• WRITTEN TASK: Your task is to transcribe all of the data below exactly, omitting the images.

• SUPPLIED RECORDS:
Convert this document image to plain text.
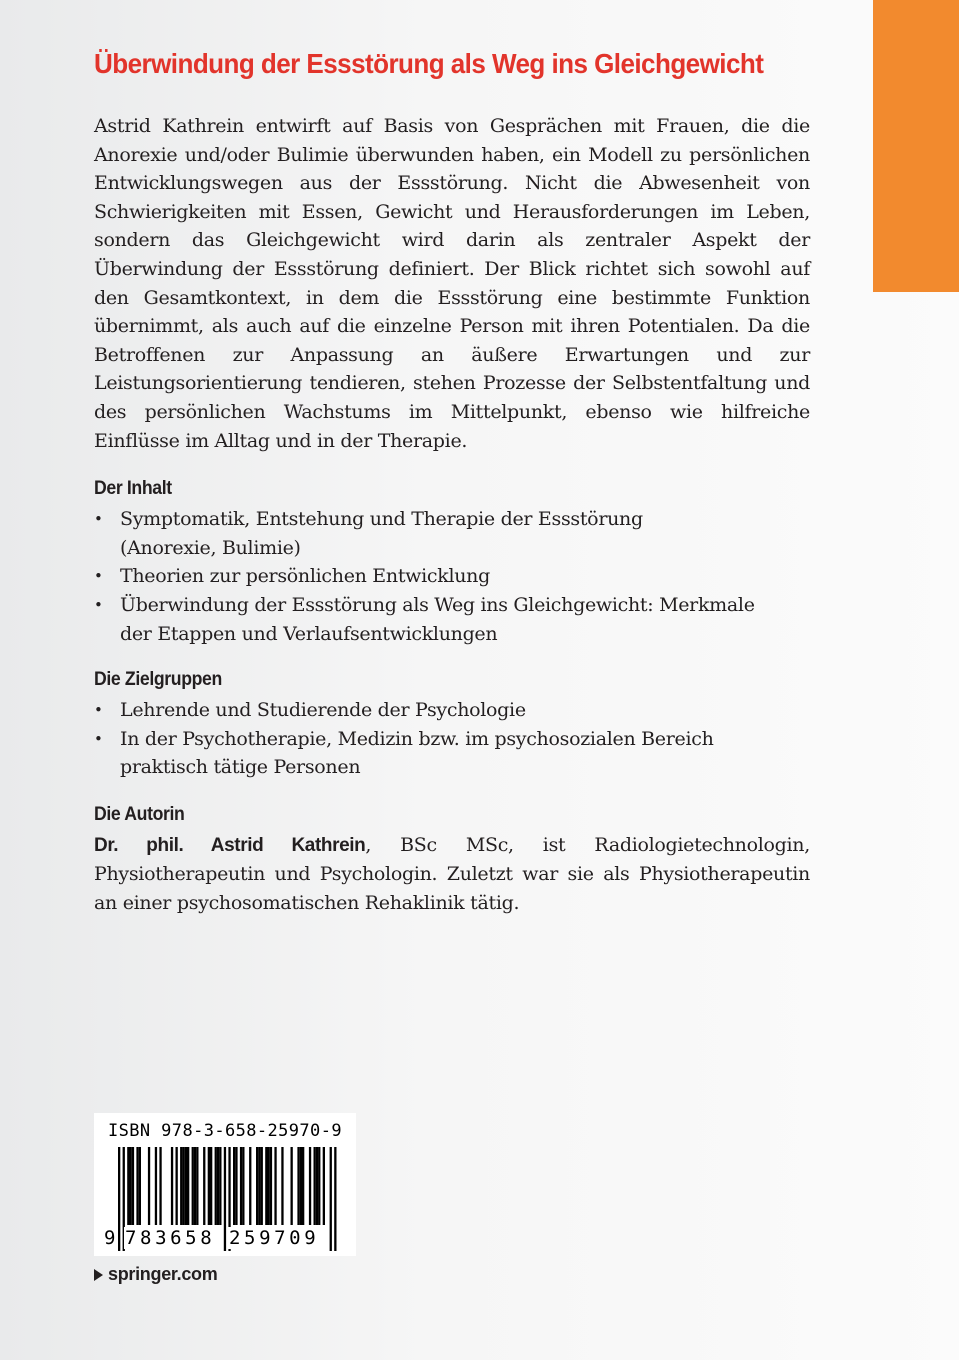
Überwindung der Essstörung als Weg ins Gleichgewicht

Astrid Kathrein entwirft auf Basis von Gesprächen mit Frauen, die die Anorexie und/oder Bulimie überwunden haben, ein Modell zu persönlichen Entwicklungswegen aus der Essstörung. Nicht die Abwesenheit von Schwierigkeiten mit Essen, Gewicht und Herausforderungen im Leben, sondern das Gleichgewicht wird darin als zentraler Aspekt der Überwindung der Essstörung definiert. Der Blick richtet sich sowohl auf den Gesamtkontext, in dem die Essstörung eine bestimmte Funktion übernimmt, als auch auf die einzelne Person mit ihren Potentialen. Da die Betroffenen zur Anpassung an äußere Erwartungen und zur Leistungsorientierung tendieren, stehen Prozesse der Selbstentfaltung und des persönlichen Wachstums im Mittelpunkt, ebenso wie hilfreiche Einflüsse im Alltag und in der Therapie.

Der Inhalt
• Symptomatik, Entstehung und Therapie der Essstörung
(Anorexie, Bulimie)
• Theorien zur persönlichen Entwicklung
• Überwindung der Essstörung als Weg ins Gleichgewicht: Merkmale
der Etappen und Verlaufsentwicklungen
Die Zielgruppen
• Lehrende und Studierende der Psychologie
• In der Psychotherapie, Medizin bzw. im psychosozialen Bereich
praktisch tätige Personen
Die Autorin

Dr. phil. Astrid Kathrein, BSc MSc, ist Radiologietechnologin, Physiotherapeutin und Psychologin. Zuletzt war sie als Physiotherapeutin an einer psychosomatischen Rehaklinik tätig.

ISBN 978-3-658-25970-9
9 783658 259709
springer.com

• WORKED SOLUTION:
Convert this document image to plain text.
Überwindung der Essstörung als Weg ins Gleichgewicht

Astrid Kathrein entwirft auf Basis von Gesprächen mit Frauen, die die Anorexie und/oder Bulimie überwunden haben, ein Modell zu persönlichen Entwicklungswegen aus der Essstörung. Nicht die Abwesenheit von Schwierigkeiten mit Essen, Gewicht und Herausforderungen im Leben, sondern das Gleichgewicht wird darin als zentraler Aspekt der Überwindung der Essstörung definiert. Der Blick richtet sich sowohl auf den Gesamtkontext, in dem die Essstörung eine bestimmte Funktion übernimmt, als auch auf die einzelne Person mit ihren Potentialen. Da die Betroffenen zur Anpassung an äußere Erwartungen und zur Leistungsorientierung tendieren, stehen Prozesse der Selbstentfaltung und des persönlichen Wachstums im Mittelpunkt, ebenso wie hilfreiche Einflüsse im Alltag und in der Therapie.

Der Inhalt
• Symptomatik, Entstehung und Therapie der Essstörung
(Anorexie, Bulimie)
• Theorien zur persönlichen Entwicklung
• Überwindung der Essstörung als Weg ins Gleichgewicht: Merkmale
der Etappen und Verlaufsentwicklungen
Die Zielgruppen
• Lehrende und Studierende der Psychologie
• In der Psychotherapie, Medizin bzw. im psychosozialen Bereich
praktisch tätige Personen
Die Autorin

Dr. phil. Astrid Kathrein, BSc MSc, ist Radiologietechnologin, Physiotherapeutin und Psychologin. Zuletzt war sie als Physiotherapeutin an einer psychosomatischen Rehaklinik tätig.

ISBN 978-3-658-25970-9
9 783658 259709
springer.com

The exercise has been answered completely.